=== Challenge ===
Pick out each line of the records that includes the string "オフセット調整", and copy it.

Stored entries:
↓↓↓

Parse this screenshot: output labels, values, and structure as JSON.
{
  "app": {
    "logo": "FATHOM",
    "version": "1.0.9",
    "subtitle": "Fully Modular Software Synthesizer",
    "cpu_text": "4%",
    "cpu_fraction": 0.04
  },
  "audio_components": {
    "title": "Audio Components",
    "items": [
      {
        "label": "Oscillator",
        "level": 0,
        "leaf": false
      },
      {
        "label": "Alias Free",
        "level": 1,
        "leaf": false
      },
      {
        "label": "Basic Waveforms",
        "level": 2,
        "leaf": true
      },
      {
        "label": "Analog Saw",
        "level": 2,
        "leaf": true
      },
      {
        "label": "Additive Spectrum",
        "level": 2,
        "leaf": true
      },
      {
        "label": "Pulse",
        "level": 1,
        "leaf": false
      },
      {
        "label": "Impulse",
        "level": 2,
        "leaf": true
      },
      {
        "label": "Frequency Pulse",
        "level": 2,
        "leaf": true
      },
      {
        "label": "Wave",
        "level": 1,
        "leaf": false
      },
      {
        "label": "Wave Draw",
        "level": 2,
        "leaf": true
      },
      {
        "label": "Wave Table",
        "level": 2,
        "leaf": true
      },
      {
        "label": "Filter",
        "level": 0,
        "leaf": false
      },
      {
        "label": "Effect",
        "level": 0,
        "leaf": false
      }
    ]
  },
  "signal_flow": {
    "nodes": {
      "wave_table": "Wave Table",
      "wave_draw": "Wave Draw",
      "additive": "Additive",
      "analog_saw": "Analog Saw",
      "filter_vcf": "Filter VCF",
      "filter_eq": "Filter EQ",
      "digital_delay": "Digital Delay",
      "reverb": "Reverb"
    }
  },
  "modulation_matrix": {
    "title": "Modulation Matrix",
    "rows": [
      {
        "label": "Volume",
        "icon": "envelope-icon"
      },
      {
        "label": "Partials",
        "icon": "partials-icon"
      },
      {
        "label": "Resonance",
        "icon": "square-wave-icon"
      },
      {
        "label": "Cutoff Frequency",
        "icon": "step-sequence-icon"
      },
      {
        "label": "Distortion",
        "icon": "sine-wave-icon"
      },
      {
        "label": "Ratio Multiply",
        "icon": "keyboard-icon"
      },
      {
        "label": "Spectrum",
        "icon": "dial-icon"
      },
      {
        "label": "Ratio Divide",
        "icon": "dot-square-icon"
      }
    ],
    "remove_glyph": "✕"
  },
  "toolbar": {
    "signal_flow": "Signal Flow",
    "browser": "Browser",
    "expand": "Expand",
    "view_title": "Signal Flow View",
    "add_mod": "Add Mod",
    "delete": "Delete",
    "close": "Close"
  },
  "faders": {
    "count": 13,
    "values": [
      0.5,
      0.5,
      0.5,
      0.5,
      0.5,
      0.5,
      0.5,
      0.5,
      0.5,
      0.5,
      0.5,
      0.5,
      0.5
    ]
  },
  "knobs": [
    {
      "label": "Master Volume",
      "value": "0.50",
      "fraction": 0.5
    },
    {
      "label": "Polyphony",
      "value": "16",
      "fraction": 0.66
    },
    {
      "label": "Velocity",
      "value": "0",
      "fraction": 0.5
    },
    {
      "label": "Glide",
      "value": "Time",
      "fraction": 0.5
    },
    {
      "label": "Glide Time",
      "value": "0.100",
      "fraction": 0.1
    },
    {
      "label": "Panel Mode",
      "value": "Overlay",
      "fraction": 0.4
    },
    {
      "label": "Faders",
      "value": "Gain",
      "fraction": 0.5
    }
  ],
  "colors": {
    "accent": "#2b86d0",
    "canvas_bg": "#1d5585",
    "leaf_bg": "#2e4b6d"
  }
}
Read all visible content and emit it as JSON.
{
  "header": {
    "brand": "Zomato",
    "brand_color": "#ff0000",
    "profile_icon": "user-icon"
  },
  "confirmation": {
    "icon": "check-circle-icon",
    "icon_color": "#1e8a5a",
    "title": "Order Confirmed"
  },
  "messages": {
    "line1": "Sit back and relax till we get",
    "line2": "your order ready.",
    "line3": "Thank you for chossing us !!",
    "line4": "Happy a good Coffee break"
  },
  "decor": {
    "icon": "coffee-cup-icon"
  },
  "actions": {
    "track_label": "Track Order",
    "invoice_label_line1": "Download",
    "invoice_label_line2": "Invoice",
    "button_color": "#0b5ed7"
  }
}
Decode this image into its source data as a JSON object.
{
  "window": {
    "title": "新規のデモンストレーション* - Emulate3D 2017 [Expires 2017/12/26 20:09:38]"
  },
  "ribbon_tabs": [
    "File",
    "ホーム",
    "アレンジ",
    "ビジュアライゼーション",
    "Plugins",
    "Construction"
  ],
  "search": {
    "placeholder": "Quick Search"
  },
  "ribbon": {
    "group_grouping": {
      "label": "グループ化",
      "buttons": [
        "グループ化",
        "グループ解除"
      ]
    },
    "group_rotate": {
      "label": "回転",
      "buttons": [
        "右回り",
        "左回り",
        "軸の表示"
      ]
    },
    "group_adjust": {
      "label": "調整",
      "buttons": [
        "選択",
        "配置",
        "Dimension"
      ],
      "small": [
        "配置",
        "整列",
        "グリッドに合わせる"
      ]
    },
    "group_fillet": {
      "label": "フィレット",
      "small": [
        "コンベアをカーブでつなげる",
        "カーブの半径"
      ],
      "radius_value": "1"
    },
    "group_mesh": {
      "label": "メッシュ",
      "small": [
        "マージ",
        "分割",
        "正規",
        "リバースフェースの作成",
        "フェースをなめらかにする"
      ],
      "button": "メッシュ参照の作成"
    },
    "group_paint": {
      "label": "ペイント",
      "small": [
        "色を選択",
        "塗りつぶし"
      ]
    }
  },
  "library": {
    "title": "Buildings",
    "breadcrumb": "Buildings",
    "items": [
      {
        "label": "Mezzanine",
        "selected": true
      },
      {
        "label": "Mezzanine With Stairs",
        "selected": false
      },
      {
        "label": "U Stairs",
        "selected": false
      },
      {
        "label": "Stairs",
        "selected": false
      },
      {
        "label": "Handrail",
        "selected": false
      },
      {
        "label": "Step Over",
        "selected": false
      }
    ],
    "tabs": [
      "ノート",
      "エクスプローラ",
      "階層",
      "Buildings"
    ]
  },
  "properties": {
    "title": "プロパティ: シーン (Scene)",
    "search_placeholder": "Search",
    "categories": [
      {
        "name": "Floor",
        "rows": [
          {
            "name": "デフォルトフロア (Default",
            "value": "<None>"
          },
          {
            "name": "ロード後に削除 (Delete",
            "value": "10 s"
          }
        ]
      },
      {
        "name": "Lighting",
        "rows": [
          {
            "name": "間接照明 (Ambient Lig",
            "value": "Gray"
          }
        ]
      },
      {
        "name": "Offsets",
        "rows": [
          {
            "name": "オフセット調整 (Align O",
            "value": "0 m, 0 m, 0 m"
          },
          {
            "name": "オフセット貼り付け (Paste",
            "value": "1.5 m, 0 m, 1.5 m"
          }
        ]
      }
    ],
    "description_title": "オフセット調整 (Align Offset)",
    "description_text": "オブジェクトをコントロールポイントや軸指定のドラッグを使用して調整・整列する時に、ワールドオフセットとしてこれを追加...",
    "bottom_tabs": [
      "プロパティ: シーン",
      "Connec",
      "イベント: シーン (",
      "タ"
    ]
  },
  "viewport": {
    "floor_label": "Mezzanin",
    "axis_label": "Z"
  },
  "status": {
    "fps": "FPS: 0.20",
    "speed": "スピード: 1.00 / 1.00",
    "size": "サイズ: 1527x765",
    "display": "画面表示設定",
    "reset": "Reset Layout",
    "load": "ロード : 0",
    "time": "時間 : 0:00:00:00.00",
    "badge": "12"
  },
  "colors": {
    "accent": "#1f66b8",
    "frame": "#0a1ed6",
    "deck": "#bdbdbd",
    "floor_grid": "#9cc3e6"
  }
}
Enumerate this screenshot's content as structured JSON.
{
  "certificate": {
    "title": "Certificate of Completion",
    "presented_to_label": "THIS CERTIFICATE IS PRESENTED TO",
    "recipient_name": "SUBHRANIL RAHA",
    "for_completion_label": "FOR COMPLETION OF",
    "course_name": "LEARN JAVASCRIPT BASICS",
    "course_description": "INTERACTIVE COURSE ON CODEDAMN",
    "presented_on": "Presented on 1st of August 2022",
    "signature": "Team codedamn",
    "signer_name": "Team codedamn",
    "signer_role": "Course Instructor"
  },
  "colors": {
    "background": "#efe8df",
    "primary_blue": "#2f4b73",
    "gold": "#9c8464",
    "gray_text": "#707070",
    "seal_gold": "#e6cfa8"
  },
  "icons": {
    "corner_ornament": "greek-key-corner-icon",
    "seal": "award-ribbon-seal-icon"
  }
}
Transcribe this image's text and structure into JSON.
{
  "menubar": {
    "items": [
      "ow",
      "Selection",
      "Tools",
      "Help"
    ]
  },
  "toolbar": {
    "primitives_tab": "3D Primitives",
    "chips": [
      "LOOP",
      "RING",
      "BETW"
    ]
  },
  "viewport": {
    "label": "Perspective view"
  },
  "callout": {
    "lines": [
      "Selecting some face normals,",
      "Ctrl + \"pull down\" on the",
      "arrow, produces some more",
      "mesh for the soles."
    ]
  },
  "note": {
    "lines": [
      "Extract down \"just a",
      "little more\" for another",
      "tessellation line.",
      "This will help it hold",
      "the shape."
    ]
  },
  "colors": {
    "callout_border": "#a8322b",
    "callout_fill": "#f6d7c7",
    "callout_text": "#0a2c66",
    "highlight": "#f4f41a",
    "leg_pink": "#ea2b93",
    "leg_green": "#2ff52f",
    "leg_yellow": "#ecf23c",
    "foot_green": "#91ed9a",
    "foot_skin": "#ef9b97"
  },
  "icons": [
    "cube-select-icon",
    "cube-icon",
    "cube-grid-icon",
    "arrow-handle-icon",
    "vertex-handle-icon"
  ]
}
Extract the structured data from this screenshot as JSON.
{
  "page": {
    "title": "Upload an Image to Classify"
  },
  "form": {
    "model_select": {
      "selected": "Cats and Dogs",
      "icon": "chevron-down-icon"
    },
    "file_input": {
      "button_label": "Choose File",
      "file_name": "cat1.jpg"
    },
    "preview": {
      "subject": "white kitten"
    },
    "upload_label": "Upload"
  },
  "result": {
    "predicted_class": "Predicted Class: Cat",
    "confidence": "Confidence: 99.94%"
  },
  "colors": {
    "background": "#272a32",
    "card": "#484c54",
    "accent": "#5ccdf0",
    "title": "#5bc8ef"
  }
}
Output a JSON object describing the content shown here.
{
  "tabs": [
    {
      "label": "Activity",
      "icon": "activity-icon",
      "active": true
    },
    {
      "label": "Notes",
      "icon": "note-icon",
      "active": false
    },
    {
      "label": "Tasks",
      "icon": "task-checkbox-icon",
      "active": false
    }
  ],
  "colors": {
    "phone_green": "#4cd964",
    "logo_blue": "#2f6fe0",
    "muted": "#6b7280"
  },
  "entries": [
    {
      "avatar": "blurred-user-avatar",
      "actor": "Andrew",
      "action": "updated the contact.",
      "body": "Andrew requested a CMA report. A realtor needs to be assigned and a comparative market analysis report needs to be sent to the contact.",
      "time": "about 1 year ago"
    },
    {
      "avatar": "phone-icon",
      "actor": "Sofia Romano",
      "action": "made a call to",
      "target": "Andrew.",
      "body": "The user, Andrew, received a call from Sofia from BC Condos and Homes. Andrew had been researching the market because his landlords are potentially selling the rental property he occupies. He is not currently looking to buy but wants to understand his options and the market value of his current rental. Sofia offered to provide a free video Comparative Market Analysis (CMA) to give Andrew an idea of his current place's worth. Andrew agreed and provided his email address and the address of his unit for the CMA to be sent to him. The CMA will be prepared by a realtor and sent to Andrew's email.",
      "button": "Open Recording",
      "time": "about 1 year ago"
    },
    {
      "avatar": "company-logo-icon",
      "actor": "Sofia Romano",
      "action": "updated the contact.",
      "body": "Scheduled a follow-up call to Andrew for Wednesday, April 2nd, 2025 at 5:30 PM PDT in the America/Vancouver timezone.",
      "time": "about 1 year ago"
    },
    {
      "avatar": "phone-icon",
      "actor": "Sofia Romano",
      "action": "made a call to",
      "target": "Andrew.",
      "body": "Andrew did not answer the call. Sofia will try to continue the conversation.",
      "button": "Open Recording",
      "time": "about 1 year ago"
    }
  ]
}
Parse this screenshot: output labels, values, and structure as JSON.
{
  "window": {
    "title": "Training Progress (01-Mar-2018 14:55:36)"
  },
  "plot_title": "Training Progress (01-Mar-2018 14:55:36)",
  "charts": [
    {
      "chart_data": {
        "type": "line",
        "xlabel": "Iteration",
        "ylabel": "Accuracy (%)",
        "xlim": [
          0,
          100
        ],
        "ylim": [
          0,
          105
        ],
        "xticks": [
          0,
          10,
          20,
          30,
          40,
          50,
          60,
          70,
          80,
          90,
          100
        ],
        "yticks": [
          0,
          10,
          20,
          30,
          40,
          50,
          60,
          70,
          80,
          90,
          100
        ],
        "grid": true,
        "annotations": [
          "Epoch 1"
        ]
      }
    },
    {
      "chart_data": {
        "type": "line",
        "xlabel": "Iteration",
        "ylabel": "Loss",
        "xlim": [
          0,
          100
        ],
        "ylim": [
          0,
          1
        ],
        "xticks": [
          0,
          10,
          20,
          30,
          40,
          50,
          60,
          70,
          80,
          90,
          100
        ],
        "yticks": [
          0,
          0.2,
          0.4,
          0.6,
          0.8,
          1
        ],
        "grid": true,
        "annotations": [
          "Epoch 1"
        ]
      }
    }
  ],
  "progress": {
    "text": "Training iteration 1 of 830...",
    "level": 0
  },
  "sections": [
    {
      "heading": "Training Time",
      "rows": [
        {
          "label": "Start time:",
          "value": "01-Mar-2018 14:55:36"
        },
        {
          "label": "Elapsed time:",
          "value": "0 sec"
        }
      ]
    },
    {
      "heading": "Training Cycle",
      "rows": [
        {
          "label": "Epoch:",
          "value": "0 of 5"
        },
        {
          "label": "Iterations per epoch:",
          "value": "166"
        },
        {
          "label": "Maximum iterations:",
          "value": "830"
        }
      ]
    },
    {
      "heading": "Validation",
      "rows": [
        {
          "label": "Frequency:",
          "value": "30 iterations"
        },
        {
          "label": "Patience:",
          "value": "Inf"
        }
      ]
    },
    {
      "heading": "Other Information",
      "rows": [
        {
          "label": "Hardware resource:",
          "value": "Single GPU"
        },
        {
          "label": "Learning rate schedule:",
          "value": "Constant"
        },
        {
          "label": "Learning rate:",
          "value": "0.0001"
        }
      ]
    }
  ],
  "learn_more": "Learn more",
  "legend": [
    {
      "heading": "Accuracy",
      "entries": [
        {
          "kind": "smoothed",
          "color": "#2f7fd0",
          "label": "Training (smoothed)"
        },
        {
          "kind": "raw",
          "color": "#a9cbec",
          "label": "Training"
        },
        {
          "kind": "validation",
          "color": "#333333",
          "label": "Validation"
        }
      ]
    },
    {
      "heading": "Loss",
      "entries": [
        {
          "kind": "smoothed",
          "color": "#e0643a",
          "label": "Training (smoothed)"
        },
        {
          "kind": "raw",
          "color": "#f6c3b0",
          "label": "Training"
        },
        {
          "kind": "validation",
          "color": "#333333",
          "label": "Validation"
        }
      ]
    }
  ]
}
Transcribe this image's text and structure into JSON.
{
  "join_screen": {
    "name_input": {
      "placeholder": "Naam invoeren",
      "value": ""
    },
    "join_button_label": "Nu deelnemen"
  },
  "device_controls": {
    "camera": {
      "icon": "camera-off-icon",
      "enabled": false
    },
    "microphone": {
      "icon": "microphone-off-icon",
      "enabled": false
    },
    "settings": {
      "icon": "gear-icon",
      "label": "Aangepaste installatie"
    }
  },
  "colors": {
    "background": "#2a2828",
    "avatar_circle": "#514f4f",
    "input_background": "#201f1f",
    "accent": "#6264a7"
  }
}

↑↑↑

=== Task response ===
            "name": "オフセット調整 (Align O",
    "description_title": "オフセット調整 (Align Offset)",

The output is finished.